Short problem>
Copy every line that holds "component".
++++ Records shown ++++
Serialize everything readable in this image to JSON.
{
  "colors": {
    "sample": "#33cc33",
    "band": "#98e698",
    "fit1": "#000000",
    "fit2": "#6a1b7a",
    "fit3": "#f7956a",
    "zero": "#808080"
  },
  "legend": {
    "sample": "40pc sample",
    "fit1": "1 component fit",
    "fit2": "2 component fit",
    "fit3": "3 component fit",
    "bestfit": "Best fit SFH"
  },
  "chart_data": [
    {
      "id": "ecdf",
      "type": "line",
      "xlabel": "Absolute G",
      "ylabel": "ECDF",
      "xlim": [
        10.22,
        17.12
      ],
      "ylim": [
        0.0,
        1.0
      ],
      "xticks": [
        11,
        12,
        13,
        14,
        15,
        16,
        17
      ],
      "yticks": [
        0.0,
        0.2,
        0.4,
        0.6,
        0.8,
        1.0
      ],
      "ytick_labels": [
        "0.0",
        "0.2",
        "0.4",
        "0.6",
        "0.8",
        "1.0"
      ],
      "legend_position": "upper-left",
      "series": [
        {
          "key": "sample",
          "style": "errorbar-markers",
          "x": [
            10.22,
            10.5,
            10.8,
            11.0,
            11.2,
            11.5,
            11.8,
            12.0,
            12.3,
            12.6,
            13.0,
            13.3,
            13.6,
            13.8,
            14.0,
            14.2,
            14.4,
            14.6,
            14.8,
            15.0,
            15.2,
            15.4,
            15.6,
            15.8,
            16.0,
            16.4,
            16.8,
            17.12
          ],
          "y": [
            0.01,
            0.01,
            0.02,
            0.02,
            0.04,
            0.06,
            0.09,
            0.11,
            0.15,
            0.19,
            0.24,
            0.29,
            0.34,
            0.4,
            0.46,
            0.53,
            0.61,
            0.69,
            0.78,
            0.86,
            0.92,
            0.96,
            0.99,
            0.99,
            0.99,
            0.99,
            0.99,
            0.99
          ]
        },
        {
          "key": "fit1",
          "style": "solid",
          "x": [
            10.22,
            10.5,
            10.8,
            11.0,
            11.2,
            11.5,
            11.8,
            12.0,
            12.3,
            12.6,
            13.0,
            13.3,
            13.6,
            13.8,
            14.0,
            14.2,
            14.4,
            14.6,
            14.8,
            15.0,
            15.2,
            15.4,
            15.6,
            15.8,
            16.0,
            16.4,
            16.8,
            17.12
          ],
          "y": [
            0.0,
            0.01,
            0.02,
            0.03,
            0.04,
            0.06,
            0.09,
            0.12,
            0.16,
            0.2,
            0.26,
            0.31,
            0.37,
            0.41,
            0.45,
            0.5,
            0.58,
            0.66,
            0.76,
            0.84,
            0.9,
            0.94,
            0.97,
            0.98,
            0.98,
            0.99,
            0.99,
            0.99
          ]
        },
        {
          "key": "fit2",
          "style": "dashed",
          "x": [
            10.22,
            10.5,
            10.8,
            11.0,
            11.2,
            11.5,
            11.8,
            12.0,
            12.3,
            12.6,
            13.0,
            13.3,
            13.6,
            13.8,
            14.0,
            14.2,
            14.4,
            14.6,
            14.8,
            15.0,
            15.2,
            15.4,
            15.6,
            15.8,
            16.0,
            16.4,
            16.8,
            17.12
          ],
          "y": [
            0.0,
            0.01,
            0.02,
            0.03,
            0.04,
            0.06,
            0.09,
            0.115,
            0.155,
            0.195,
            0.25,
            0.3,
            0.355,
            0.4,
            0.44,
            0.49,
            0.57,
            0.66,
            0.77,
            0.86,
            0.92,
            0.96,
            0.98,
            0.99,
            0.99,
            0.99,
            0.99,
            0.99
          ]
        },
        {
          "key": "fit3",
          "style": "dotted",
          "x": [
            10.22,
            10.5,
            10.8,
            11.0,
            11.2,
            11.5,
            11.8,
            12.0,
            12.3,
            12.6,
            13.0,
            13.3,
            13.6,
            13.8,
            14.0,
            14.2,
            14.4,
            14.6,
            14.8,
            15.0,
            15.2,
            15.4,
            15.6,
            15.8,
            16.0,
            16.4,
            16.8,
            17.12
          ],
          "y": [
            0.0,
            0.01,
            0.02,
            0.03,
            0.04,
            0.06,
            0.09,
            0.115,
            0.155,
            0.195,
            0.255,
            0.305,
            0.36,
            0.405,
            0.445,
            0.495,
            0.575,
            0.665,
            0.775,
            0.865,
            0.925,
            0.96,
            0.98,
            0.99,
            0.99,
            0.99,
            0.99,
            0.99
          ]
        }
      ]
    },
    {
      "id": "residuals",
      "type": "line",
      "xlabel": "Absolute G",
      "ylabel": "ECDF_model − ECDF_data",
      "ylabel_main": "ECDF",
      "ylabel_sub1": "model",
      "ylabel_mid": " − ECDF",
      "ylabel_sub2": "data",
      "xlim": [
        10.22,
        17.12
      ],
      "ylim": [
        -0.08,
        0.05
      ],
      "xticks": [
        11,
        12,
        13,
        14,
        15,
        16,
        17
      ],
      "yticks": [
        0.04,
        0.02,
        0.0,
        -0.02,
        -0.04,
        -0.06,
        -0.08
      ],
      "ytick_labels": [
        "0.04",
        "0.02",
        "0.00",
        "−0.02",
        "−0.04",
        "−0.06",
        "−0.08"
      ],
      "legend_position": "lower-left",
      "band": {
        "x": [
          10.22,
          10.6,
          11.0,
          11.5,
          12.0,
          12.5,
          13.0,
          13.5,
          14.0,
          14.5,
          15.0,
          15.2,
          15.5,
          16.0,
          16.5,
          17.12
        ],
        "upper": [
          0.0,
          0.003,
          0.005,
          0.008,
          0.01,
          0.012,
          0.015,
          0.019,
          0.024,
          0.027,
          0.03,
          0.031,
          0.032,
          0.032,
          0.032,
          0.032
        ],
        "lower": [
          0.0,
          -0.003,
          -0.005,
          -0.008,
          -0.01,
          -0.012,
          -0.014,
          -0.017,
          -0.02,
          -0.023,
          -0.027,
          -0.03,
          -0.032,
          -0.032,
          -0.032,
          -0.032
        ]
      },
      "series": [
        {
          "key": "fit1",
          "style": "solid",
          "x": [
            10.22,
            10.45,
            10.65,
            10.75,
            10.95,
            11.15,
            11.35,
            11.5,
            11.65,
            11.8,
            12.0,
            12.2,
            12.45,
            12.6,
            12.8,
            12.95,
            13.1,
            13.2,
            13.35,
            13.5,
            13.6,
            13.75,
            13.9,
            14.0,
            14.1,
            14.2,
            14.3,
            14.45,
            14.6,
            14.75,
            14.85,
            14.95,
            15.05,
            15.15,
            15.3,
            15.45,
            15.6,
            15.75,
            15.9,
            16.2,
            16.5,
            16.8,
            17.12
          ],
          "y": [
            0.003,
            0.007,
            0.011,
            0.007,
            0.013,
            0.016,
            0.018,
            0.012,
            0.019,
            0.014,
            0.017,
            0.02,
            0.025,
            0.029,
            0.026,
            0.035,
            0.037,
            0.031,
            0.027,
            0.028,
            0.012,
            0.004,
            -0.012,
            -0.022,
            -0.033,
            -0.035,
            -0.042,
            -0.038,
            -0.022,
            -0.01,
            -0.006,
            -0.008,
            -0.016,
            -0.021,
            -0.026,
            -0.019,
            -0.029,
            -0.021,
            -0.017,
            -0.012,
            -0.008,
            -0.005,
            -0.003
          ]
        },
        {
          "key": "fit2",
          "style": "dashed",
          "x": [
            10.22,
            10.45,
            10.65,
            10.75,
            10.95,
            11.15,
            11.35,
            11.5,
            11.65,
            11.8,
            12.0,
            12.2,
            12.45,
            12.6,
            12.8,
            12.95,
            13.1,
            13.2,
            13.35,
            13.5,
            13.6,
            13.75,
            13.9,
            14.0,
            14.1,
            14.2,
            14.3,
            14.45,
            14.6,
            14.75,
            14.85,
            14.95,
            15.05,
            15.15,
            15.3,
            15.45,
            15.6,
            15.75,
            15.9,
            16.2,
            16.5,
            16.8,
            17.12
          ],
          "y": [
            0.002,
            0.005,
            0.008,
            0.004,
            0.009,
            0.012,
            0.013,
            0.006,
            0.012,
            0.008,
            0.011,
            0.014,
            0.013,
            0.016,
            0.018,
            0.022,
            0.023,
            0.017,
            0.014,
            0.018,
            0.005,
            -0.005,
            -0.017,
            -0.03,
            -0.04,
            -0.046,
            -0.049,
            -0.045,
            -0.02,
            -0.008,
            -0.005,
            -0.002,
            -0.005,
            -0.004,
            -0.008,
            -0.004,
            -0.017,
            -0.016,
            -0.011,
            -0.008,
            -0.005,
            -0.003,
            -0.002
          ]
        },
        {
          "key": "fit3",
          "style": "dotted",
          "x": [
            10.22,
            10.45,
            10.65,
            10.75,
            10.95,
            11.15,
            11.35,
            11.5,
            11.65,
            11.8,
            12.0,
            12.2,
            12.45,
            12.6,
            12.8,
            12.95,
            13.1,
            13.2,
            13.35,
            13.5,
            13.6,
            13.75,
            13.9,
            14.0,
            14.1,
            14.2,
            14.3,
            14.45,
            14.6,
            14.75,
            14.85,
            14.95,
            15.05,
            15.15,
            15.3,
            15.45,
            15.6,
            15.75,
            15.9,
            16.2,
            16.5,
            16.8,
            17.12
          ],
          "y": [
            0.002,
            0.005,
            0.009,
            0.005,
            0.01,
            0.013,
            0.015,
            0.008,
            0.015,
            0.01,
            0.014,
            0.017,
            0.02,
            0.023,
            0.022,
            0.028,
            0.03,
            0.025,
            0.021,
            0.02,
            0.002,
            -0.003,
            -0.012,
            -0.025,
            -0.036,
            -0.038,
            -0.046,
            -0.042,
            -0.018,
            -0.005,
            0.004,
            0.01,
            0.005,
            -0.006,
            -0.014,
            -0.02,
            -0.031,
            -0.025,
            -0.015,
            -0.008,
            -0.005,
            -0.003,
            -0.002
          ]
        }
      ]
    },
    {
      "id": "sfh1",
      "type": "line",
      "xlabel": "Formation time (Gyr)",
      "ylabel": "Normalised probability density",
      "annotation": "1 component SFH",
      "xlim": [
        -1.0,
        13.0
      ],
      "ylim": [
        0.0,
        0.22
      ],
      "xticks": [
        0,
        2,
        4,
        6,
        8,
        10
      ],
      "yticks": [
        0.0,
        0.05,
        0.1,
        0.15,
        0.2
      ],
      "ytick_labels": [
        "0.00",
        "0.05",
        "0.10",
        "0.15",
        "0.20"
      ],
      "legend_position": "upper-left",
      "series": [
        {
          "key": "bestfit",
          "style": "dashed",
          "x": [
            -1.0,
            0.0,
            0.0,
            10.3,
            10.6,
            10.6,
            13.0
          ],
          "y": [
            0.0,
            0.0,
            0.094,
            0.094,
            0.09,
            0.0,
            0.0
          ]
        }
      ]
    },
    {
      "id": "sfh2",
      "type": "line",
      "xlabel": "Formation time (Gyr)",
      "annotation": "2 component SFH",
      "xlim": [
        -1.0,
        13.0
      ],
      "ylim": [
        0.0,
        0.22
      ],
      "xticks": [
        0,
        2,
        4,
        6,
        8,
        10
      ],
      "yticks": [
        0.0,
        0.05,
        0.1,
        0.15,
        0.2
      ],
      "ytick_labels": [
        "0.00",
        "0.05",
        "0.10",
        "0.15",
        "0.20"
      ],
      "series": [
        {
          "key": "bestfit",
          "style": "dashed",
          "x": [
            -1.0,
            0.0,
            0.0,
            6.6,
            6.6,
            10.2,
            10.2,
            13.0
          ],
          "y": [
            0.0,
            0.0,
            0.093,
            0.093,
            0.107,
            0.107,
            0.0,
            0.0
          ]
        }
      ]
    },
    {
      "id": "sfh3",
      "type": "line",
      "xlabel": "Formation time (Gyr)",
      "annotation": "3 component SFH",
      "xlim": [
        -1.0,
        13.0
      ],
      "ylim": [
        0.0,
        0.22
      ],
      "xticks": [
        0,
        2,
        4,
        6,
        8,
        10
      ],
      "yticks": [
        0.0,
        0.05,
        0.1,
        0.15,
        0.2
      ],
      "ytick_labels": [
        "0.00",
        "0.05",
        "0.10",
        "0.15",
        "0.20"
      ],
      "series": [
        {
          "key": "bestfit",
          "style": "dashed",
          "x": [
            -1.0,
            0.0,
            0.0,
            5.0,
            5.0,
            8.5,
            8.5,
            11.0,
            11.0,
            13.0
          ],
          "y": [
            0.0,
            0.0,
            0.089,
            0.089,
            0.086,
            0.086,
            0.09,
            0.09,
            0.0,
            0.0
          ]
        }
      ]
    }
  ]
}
++++
Answer in full>
    "fit1": "1 component fit",
    "fit2": "2 component fit",
    "fit3": "3 component fit",
      "annotation": "1 component SFH",
      "annotation": "2 component SFH",
      "annotation": "3 component SFH",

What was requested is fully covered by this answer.